* [Written exercise] Give the material again in full, matching it exactly.

=== Material provided ===

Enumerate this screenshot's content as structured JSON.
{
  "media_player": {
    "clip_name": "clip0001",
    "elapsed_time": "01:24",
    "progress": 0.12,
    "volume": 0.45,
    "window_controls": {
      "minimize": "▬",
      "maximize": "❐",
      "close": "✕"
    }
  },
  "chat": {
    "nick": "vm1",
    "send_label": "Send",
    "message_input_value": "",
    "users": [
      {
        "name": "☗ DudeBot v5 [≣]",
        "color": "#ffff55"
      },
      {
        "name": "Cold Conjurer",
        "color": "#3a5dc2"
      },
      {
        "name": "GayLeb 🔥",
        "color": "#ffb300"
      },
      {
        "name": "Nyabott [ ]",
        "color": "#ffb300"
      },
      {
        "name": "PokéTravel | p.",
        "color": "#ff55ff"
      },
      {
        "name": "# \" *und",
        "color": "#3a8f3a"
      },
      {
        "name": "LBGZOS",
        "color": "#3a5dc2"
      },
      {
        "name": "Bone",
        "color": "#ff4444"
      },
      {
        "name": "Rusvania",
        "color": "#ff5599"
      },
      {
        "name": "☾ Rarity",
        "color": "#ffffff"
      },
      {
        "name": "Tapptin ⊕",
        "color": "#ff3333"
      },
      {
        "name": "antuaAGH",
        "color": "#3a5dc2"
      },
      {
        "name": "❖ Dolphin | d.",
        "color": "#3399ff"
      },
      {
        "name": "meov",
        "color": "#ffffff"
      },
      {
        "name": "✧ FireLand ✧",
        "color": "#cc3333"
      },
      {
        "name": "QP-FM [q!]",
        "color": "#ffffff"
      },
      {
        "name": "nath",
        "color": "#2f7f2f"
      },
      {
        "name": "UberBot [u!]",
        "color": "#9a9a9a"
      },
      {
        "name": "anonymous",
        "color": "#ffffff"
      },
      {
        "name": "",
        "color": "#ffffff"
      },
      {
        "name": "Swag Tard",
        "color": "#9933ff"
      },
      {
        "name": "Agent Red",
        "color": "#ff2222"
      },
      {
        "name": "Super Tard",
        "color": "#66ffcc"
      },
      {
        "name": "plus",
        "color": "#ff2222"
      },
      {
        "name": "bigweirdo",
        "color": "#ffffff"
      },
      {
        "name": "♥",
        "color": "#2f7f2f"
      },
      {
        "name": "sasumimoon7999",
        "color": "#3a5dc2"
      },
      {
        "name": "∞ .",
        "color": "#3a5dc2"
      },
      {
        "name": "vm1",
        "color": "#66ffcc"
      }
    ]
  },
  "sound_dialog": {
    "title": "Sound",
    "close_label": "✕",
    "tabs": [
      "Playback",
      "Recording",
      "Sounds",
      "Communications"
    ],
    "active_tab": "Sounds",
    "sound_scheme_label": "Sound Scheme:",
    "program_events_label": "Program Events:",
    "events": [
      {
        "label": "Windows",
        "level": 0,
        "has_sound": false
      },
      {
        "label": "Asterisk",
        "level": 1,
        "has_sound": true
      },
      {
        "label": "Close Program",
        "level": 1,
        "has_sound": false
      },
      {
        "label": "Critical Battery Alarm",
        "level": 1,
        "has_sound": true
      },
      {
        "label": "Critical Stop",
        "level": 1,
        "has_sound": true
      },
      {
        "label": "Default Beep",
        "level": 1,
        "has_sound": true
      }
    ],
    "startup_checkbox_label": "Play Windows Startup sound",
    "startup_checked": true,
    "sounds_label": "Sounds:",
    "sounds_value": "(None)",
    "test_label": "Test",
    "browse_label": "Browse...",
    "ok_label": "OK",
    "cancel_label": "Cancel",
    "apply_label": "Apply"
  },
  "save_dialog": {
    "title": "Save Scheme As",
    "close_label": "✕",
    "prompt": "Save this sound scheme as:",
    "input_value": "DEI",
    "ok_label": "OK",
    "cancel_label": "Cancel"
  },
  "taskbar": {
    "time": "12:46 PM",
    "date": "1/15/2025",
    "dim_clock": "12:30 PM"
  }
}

===

* [Output below]
Enumerate this screenshot's content as structured JSON.
{
  "media_player": {
    "clip_name": "clip0001",
    "elapsed_time": "01:24",
    "progress": 0.12,
    "volume": 0.45,
    "window_controls": {
      "minimize": "▬",
      "maximize": "❐",
      "close": "✕"
    }
  },
  "chat": {
    "nick": "vm1",
    "send_label": "Send",
    "message_input_value": "",
    "users": [
      {
        "name": "☗ DudeBot v5 [≣]",
        "color": "#ffff55"
      },
      {
        "name": "Cold Conjurer",
        "color": "#3a5dc2"
      },
      {
        "name": "GayLeb 🔥",
        "color": "#ffb300"
      },
      {
        "name": "Nyabott [ ]",
        "color": "#ffb300"
      },
      {
        "name": "PokéTravel | p.",
        "color": "#ff55ff"
      },
      {
        "name": "# \" *und",
        "color": "#3a8f3a"
      },
      {
        "name": "LBGZOS",
        "color": "#3a5dc2"
      },
      {
        "name": "Bone",
        "color": "#ff4444"
      },
      {
        "name": "Rusvania",
        "color": "#ff5599"
      },
      {
        "name": "☾ Rarity",
        "color": "#ffffff"
      },
      {
        "name": "Tapptin ⊕",
        "color": "#ff3333"
      },
      {
        "name": "antuaAGH",
        "color": "#3a5dc2"
      },
      {
        "name": "❖ Dolphin | d.",
        "color": "#3399ff"
      },
      {
        "name": "meov",
        "color": "#ffffff"
      },
      {
        "name": "✧ FireLand ✧",
        "color": "#cc3333"
      },
      {
        "name": "QP-FM [q!]",
        "color": "#ffffff"
      },
      {
        "name": "nath",
        "color": "#2f7f2f"
      },
      {
        "name": "UberBot [u!]",
        "color": "#9a9a9a"
      },
      {
        "name": "anonymous",
        "color": "#ffffff"
      },
      {
        "name": "",
        "color": "#ffffff"
      },
      {
        "name": "Swag Tard",
        "color": "#9933ff"
      },
      {
        "name": "Agent Red",
        "color": "#ff2222"
      },
      {
        "name": "Super Tard",
        "color": "#66ffcc"
      },
      {
        "name": "plus",
        "color": "#ff2222"
      },
      {
        "name": "bigweirdo",
        "color": "#ffffff"
      },
      {
        "name": "♥",
        "color": "#2f7f2f"
      },
      {
        "name": "sasumimoon7999",
        "color": "#3a5dc2"
      },
      {
        "name": "∞ .",
        "color": "#3a5dc2"
      },
      {
        "name": "vm1",
        "color": "#66ffcc"
      }
    ]
  },
  "sound_dialog": {
    "title": "Sound",
    "close_label": "✕",
    "tabs": [
      "Playback",
      "Recording",
      "Sounds",
      "Communications"
    ],
    "active_tab": "Sounds",
    "sound_scheme_label": "Sound Scheme:",
    "program_events_label": "Program Events:",
    "events": [
      {
        "label": "Windows",
        "level": 0,
        "has_sound": false
      },
      {
        "label": "Asterisk",
        "level": 1,
        "has_sound": true
      },
      {
        "label": "Close Program",
        "level": 1,
        "has_sound": false
      },
      {
        "label": "Critical Battery Alarm",
        "level": 1,
        "has_sound": true
      },
      {
        "label": "Critical Stop",
        "level": 1,
        "has_sound": true
      },
      {
        "label": "Default Beep",
        "level": 1,
        "has_sound": true
      }
    ],
    "startup_checkbox_label": "Play Windows Startup sound",
    "startup_checked": true,
    "sounds_label": "Sounds:",
    "sounds_value": "(None)",
    "test_label": "Test",
    "browse_label": "Browse...",
    "ok_label": "OK",
    "cancel_label": "Cancel",
    "apply_label": "Apply"
  },
  "save_dialog": {
    "title": "Save Scheme As",
    "close_label": "✕",
    "prompt": "Save this sound scheme as:",
    "input_value": "DEI",
    "ok_label": "OK",
    "cancel_label": "Cancel"
  },
  "taskbar": {
    "time": "12:46 PM",
    "date": "1/15/2025",
    "dim_clock": "12:30 PM"
  }
}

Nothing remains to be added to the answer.